Required work —
Look through the data below. Show each line where the string "name" occurs.

Data rows —
════════════════

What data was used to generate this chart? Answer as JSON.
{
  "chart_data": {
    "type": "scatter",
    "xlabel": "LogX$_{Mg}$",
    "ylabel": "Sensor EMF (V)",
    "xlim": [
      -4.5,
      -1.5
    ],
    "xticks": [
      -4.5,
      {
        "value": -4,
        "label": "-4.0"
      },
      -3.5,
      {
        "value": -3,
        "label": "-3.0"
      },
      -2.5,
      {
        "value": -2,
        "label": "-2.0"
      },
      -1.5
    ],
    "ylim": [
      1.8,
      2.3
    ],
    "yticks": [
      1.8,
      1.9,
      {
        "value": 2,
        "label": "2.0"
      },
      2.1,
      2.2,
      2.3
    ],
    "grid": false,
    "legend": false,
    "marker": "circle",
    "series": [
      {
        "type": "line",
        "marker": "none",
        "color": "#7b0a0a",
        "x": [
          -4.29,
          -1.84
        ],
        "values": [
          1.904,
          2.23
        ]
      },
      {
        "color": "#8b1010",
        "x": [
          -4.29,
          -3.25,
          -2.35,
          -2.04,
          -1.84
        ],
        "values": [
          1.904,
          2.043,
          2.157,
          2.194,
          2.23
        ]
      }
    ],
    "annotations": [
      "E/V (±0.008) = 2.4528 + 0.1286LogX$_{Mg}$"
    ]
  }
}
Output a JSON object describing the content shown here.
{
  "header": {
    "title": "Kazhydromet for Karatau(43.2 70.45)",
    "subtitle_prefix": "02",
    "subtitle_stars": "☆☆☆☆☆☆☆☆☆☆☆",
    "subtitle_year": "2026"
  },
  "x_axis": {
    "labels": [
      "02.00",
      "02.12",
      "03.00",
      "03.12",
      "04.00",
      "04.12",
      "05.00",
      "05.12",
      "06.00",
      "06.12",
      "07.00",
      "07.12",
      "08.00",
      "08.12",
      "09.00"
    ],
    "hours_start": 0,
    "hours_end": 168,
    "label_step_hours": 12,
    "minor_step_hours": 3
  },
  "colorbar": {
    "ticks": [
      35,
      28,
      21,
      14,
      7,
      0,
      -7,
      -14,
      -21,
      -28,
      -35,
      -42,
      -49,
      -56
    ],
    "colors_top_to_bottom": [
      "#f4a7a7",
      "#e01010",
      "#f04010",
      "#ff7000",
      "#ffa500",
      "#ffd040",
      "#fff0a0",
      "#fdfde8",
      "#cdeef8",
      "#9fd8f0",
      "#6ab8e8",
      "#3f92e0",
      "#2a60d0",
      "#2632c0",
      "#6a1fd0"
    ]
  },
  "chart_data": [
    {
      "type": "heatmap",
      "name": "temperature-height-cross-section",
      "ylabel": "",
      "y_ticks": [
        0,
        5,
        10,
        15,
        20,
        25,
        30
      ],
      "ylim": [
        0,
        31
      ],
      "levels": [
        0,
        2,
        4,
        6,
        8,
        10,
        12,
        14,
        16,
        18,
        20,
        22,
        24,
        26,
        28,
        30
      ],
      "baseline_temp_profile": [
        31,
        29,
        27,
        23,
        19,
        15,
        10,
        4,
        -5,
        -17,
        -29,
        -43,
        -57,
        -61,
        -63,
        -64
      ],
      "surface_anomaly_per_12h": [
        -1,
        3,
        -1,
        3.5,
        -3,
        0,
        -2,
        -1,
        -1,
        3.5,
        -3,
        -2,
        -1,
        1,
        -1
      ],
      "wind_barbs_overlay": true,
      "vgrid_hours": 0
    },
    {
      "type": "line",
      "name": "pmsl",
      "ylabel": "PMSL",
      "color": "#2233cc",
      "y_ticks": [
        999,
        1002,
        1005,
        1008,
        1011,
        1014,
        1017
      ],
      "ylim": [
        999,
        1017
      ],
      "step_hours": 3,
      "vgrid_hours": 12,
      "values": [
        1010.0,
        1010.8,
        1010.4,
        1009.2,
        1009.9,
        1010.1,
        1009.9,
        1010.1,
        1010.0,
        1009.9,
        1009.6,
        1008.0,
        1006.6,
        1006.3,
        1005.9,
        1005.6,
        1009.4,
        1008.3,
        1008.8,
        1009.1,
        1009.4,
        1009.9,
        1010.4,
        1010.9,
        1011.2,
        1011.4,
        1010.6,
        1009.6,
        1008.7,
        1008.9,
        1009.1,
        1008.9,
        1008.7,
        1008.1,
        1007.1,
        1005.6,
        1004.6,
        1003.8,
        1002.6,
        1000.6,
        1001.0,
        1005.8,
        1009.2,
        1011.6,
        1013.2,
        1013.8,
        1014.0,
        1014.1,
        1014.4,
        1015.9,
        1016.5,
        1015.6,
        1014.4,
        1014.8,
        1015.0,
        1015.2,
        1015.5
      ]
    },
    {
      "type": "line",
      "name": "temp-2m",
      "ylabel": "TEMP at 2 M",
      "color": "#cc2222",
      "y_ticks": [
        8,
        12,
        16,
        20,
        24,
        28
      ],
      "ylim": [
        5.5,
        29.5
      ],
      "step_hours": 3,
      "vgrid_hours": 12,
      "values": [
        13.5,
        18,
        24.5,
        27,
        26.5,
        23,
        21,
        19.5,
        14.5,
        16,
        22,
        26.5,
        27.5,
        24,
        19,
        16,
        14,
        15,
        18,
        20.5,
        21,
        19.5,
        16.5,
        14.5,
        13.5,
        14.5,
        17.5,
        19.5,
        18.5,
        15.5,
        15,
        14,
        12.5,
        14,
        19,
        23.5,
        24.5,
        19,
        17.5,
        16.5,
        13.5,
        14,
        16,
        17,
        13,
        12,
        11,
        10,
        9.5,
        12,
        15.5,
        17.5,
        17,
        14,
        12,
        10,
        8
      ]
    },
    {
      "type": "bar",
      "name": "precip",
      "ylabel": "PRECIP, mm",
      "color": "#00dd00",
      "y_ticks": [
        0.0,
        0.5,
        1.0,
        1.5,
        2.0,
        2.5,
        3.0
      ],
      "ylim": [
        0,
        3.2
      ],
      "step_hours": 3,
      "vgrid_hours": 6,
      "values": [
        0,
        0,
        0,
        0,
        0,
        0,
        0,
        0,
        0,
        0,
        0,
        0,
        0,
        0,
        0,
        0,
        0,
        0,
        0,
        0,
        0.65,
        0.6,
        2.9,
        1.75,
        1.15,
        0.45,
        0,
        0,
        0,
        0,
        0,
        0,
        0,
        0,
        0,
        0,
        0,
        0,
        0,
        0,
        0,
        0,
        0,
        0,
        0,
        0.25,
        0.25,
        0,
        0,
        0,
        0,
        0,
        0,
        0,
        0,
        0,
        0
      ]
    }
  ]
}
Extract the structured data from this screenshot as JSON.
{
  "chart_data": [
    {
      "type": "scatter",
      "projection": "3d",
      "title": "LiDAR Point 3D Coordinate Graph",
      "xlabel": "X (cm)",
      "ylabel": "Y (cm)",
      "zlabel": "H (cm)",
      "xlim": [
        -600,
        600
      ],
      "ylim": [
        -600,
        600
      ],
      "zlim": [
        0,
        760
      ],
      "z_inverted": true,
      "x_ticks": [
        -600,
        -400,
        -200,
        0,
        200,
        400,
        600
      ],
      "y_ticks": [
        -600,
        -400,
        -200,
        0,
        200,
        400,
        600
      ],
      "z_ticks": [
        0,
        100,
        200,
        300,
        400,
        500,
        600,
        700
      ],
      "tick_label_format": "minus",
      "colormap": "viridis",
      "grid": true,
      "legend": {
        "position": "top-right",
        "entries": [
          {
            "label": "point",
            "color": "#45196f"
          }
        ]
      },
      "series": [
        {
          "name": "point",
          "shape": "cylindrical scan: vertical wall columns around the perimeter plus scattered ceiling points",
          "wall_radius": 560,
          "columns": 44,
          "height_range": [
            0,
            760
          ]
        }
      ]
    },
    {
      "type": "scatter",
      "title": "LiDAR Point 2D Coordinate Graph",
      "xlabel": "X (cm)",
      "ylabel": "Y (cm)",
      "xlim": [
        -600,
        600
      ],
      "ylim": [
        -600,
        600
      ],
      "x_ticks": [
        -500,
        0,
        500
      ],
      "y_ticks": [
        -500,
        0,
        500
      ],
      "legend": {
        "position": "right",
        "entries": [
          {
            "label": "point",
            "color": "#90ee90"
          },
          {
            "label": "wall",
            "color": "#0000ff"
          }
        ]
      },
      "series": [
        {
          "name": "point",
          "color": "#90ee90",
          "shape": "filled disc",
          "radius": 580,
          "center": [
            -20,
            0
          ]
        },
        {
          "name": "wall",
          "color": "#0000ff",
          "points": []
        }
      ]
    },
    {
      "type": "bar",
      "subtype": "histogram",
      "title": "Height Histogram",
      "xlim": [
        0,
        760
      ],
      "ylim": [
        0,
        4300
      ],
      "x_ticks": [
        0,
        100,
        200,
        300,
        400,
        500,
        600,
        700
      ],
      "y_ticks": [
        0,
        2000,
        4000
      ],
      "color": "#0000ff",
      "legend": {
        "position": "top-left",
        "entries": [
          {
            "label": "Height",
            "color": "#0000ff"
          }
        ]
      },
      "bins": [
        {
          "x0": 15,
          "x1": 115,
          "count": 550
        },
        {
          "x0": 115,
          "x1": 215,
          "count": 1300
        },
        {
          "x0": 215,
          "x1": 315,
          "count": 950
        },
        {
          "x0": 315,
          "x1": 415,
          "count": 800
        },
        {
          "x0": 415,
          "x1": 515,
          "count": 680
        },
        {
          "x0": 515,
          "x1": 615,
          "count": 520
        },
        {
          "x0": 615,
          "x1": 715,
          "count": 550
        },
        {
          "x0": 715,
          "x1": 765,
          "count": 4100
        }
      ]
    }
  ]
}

════════════════

Output of the exercise —
      "name": "temperature-height-cross-section",
      "name": "pmsl",
      "name": "temp-2m",
      "name": "precip",
          "name": "point",
          "name": "point",
          "name": "wall",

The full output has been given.